>> Start

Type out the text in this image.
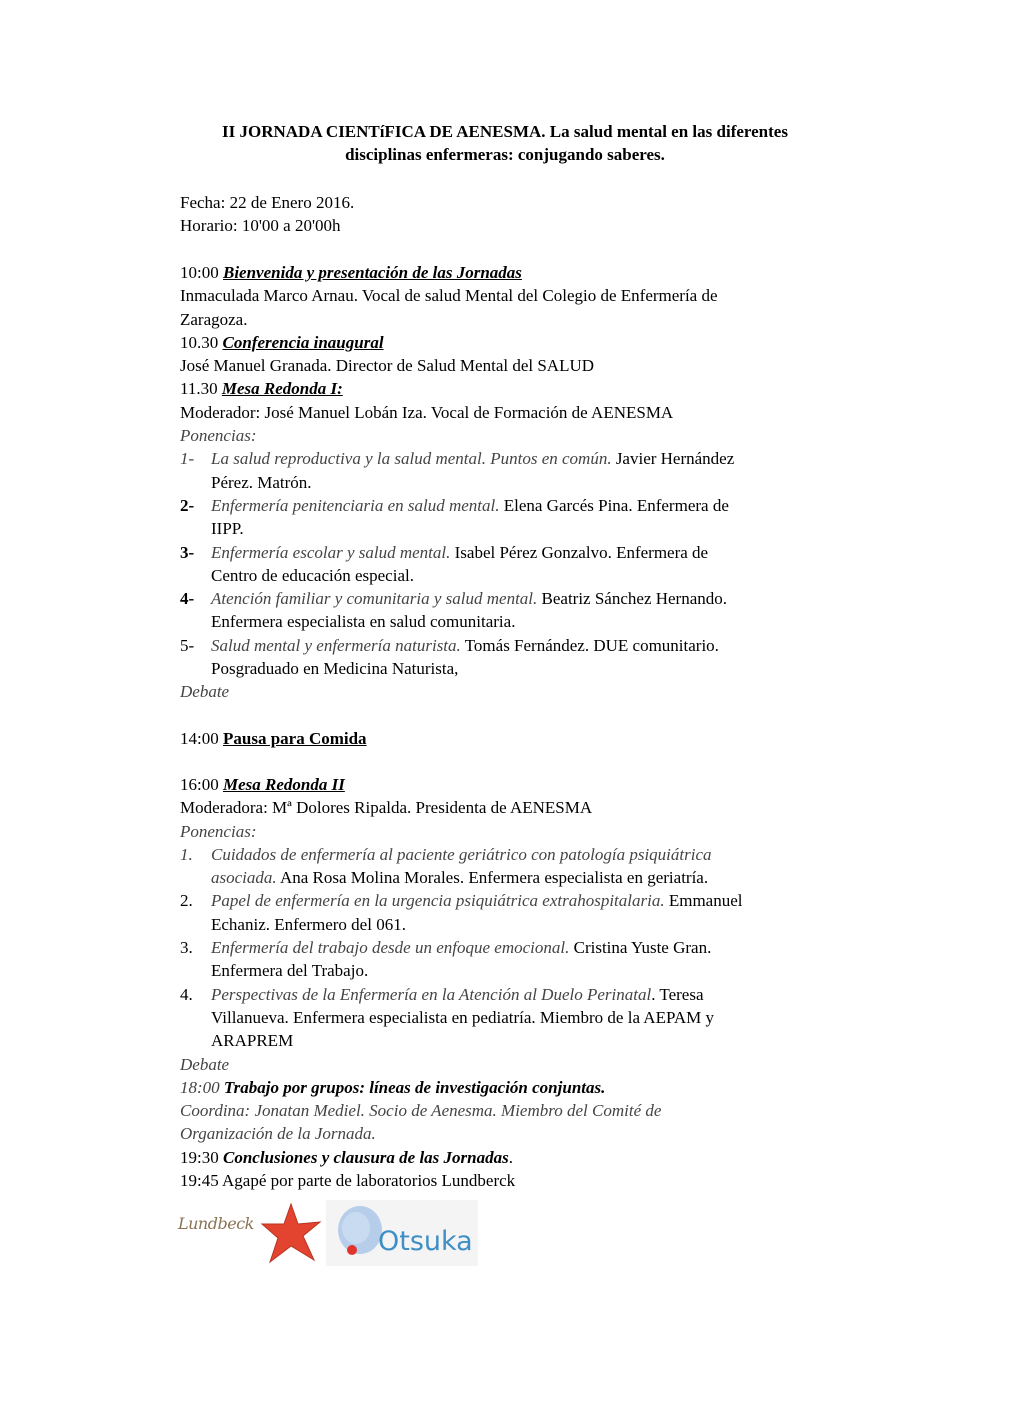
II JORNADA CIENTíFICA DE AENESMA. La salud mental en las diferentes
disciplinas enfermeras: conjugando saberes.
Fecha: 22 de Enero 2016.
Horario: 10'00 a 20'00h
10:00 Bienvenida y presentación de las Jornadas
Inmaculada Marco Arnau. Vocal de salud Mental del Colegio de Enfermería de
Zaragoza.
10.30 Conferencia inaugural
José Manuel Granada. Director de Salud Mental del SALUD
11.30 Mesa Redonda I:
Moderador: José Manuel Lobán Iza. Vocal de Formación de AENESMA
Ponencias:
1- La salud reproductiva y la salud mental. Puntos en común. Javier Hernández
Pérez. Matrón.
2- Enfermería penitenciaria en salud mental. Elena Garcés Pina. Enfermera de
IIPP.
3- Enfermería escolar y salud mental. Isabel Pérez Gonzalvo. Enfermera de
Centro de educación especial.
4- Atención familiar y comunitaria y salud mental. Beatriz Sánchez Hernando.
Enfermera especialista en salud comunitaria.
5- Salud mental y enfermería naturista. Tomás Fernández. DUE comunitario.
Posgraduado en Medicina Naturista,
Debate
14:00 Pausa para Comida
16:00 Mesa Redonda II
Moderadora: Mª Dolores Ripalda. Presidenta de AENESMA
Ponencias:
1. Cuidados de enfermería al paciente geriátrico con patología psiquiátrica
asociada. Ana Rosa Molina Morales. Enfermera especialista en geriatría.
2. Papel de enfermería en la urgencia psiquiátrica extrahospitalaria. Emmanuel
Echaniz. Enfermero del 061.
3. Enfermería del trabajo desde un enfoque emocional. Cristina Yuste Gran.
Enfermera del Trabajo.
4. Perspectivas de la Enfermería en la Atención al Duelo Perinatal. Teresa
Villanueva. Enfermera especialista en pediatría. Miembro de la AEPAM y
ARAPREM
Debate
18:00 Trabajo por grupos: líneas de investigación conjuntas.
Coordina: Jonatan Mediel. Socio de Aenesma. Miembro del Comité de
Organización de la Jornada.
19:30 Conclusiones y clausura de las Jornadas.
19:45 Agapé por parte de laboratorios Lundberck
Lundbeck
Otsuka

>> End
>> Start

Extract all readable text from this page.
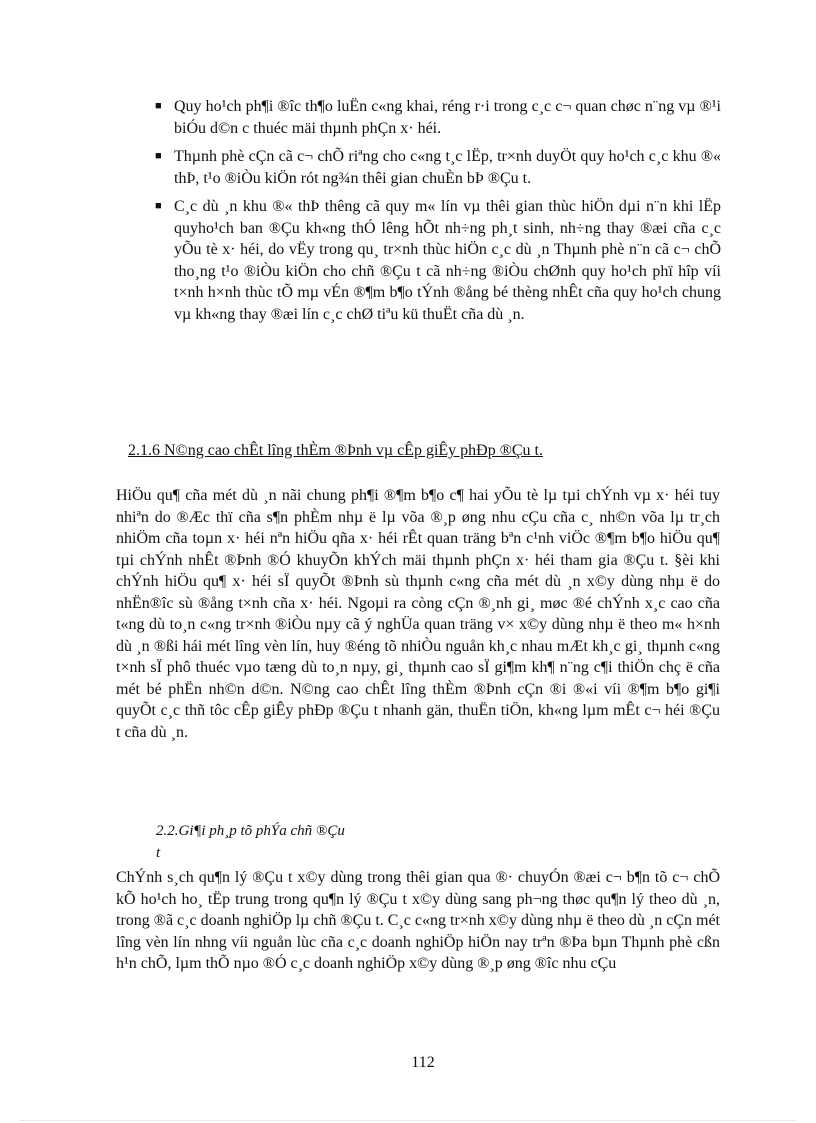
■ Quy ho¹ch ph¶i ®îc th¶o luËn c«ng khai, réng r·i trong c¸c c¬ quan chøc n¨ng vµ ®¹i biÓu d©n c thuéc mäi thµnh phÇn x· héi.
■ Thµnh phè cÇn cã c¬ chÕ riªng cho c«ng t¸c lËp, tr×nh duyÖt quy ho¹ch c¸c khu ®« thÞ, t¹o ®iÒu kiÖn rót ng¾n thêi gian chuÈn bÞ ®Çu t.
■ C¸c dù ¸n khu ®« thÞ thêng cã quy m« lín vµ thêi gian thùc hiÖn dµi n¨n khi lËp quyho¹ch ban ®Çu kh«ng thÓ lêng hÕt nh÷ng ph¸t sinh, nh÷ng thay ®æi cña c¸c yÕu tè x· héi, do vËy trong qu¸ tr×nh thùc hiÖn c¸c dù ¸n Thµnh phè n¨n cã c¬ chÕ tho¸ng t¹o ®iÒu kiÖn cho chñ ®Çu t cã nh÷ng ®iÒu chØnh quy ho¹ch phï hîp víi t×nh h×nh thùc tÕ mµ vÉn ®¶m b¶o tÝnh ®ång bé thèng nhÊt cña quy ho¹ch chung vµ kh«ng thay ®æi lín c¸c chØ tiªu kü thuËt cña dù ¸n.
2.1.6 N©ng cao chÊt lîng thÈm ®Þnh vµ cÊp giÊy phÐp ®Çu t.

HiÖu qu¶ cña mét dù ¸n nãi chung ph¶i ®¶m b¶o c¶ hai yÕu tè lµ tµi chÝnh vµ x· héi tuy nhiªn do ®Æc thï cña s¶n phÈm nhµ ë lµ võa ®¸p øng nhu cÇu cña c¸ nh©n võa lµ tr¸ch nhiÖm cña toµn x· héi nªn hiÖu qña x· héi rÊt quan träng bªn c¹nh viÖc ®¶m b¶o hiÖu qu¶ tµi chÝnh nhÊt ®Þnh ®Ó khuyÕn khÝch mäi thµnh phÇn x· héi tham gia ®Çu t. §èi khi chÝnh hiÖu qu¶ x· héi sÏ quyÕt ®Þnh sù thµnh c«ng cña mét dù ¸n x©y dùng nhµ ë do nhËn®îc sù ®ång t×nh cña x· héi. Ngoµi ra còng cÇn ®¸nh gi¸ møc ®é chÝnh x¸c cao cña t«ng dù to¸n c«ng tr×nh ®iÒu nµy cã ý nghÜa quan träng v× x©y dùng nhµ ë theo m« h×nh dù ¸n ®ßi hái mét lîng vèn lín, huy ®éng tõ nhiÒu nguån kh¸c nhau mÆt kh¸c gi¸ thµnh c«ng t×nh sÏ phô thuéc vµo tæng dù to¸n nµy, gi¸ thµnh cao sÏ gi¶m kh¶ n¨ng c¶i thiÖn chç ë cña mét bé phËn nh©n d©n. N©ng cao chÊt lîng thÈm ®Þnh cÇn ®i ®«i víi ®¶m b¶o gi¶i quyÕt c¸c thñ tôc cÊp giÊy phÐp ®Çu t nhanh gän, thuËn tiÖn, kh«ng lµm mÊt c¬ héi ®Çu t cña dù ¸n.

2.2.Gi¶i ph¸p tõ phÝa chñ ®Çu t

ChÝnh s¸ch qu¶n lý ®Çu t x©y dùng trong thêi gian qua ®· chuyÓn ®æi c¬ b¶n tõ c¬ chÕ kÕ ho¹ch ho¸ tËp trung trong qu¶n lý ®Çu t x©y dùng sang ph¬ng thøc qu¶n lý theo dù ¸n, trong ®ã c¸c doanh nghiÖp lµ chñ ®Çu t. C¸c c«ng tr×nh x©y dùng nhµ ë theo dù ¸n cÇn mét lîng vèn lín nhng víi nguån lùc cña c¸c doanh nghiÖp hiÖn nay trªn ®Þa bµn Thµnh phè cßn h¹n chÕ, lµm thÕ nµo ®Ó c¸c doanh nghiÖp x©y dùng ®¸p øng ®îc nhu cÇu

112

>> End
>> Start

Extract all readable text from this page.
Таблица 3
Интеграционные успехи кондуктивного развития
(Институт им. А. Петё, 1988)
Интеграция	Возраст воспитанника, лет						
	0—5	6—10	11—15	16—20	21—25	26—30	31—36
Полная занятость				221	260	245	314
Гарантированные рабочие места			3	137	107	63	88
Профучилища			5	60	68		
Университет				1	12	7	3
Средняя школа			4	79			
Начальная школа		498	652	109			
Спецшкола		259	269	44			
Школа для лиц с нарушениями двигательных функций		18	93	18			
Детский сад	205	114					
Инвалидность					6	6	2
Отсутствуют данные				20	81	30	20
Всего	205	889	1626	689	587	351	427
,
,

>> End

● Written instruction
Look through the data above. Each line containing the word "Redonda" needs to be copied.

● Output of the exercise
11.30 Mesa Redonda I:
16:00 Mesa Redonda II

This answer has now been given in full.